>>>>>
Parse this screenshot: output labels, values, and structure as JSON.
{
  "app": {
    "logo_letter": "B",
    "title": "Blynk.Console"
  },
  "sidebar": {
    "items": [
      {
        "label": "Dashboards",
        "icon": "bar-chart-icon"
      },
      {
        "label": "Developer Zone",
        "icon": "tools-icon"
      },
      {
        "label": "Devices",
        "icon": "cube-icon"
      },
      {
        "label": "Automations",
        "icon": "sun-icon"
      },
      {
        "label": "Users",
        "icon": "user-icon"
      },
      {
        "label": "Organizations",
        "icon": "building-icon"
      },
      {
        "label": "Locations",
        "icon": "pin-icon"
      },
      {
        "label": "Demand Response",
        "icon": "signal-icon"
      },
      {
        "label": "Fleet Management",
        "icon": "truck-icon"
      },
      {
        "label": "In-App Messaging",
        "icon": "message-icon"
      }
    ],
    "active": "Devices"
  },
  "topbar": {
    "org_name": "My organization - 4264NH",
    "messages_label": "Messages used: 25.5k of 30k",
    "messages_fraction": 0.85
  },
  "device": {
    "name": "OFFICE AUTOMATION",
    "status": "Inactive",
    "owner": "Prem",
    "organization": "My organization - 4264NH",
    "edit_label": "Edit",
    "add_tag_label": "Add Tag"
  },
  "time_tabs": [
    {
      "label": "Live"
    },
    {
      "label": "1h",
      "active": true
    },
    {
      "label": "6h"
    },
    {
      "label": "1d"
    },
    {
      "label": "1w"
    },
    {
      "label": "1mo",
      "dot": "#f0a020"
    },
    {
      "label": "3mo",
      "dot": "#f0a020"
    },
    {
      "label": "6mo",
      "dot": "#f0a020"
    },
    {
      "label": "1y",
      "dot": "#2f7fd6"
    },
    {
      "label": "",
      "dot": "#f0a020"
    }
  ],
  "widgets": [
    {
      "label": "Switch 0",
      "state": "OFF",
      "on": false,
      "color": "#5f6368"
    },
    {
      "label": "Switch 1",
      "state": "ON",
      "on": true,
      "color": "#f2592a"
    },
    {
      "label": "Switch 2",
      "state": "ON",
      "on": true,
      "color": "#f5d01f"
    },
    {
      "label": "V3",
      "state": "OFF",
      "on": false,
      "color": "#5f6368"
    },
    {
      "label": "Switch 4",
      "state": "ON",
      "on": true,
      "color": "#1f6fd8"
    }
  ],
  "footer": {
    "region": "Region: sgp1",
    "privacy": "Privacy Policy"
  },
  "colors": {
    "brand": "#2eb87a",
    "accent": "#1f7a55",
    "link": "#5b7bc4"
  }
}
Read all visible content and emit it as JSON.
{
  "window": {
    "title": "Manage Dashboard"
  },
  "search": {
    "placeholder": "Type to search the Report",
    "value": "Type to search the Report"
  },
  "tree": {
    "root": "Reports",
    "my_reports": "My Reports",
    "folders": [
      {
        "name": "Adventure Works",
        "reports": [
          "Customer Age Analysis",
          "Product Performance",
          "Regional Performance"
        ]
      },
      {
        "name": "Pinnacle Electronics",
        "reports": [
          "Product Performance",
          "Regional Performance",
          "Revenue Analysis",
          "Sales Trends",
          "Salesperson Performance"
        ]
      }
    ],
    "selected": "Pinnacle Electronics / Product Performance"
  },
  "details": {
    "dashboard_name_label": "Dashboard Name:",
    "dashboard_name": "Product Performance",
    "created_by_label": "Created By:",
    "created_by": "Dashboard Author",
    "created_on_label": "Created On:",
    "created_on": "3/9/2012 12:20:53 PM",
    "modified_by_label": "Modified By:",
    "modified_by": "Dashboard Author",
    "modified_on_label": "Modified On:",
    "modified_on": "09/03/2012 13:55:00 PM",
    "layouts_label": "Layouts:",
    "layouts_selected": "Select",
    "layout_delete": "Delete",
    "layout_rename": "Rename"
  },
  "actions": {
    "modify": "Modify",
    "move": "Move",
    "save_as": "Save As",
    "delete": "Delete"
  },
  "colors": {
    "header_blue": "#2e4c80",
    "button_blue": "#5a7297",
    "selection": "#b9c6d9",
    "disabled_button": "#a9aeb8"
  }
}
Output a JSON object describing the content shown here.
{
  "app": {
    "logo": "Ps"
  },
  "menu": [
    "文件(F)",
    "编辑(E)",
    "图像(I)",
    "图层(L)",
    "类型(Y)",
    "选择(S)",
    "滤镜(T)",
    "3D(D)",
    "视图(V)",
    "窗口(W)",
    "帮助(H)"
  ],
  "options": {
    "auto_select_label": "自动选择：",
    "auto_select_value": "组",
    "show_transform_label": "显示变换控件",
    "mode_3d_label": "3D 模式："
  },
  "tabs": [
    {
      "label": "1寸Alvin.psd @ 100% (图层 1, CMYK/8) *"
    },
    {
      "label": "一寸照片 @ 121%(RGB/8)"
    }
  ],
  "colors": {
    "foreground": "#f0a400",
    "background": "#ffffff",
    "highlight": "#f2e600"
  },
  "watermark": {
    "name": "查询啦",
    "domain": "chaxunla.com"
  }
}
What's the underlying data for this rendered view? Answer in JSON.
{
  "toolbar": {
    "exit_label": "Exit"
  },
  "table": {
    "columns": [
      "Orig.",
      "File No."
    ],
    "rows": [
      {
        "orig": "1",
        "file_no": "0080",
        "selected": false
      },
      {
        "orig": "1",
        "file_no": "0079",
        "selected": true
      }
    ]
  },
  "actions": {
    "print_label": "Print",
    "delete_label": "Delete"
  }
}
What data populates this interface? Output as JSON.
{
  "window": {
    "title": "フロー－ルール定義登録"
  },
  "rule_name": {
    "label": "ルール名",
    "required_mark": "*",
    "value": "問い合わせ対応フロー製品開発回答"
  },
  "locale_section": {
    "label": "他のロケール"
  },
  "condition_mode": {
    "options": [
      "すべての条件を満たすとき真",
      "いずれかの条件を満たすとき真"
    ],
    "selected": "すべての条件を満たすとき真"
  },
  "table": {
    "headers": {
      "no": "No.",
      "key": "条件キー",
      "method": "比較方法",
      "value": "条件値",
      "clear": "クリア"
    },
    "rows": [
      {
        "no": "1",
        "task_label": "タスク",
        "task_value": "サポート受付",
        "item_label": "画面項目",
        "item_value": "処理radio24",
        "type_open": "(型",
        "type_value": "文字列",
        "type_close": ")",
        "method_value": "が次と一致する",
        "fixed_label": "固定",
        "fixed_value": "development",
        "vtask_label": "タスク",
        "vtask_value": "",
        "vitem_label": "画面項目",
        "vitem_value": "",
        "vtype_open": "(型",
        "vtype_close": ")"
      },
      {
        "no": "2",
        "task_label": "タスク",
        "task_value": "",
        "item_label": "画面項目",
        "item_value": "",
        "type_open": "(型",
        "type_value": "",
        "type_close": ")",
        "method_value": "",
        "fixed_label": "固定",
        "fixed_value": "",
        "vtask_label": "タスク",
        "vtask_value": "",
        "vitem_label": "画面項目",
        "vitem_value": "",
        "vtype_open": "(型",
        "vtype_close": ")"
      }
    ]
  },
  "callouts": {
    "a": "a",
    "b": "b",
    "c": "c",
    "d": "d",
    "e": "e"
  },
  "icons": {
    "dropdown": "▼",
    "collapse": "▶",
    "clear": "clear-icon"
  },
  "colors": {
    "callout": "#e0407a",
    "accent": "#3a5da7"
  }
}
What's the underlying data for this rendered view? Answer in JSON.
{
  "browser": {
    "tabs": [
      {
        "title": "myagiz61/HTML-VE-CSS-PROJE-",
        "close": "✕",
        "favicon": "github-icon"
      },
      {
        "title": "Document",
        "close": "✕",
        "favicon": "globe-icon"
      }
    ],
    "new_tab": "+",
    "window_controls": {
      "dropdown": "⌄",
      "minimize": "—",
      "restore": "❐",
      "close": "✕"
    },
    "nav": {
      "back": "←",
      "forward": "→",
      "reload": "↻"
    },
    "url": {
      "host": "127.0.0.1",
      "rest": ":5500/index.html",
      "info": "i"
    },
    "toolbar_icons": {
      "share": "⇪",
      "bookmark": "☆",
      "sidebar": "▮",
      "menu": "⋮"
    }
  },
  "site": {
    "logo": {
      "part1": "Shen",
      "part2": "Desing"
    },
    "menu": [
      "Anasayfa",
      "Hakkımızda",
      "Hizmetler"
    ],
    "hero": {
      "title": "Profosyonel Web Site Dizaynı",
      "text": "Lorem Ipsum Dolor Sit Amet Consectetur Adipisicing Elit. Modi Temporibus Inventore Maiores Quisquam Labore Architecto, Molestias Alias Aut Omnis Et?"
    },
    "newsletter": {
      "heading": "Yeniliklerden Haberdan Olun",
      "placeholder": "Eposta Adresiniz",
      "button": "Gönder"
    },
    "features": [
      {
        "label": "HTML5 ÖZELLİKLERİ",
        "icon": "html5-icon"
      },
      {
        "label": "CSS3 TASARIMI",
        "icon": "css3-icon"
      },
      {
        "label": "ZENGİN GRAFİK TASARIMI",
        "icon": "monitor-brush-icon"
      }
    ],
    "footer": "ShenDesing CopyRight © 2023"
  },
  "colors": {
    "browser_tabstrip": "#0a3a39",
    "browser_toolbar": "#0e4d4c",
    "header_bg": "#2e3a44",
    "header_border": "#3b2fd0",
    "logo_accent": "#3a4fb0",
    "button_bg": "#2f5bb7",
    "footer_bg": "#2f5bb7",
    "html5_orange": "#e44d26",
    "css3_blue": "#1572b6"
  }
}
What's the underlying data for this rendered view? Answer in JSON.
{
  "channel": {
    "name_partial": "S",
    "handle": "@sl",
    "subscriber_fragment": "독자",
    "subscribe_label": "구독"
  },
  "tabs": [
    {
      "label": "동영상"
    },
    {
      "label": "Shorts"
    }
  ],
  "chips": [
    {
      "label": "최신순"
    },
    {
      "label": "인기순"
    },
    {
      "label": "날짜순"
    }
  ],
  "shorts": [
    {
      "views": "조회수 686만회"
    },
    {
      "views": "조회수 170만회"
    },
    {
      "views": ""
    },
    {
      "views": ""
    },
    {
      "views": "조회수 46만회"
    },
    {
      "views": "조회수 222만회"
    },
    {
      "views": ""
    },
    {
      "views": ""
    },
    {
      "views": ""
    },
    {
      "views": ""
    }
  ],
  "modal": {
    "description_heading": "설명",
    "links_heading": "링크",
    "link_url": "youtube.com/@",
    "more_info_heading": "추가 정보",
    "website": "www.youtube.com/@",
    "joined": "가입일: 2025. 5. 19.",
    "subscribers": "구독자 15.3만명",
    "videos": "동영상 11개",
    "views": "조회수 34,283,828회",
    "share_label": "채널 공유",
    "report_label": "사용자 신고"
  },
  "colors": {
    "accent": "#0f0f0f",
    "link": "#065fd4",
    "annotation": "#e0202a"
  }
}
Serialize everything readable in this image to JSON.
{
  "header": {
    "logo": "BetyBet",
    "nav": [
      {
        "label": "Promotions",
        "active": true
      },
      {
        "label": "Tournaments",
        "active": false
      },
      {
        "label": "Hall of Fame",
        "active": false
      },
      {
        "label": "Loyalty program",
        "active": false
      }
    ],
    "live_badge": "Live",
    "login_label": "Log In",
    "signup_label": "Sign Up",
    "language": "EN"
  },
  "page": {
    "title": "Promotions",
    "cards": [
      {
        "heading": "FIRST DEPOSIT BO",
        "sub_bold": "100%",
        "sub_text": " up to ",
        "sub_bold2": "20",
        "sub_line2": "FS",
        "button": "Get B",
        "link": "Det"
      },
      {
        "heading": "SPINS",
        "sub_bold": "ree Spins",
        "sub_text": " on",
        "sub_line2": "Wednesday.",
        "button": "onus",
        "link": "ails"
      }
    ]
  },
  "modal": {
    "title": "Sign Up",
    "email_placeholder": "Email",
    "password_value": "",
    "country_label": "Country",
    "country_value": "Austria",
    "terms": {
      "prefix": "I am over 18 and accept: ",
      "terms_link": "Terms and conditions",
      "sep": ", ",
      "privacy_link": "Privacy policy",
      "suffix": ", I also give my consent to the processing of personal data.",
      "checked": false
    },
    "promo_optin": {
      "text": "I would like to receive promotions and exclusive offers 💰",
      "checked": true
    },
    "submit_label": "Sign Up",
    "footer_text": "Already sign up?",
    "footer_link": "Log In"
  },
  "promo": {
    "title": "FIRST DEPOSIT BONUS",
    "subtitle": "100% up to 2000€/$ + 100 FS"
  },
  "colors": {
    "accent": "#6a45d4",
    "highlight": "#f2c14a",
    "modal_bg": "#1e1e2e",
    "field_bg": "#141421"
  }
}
<<<<<
■ **TASK DIRECTIONS**:
Look through the records and count each line that holds "Privacy". Write only the total.

■ **EXPECTED OUTPUT**:
2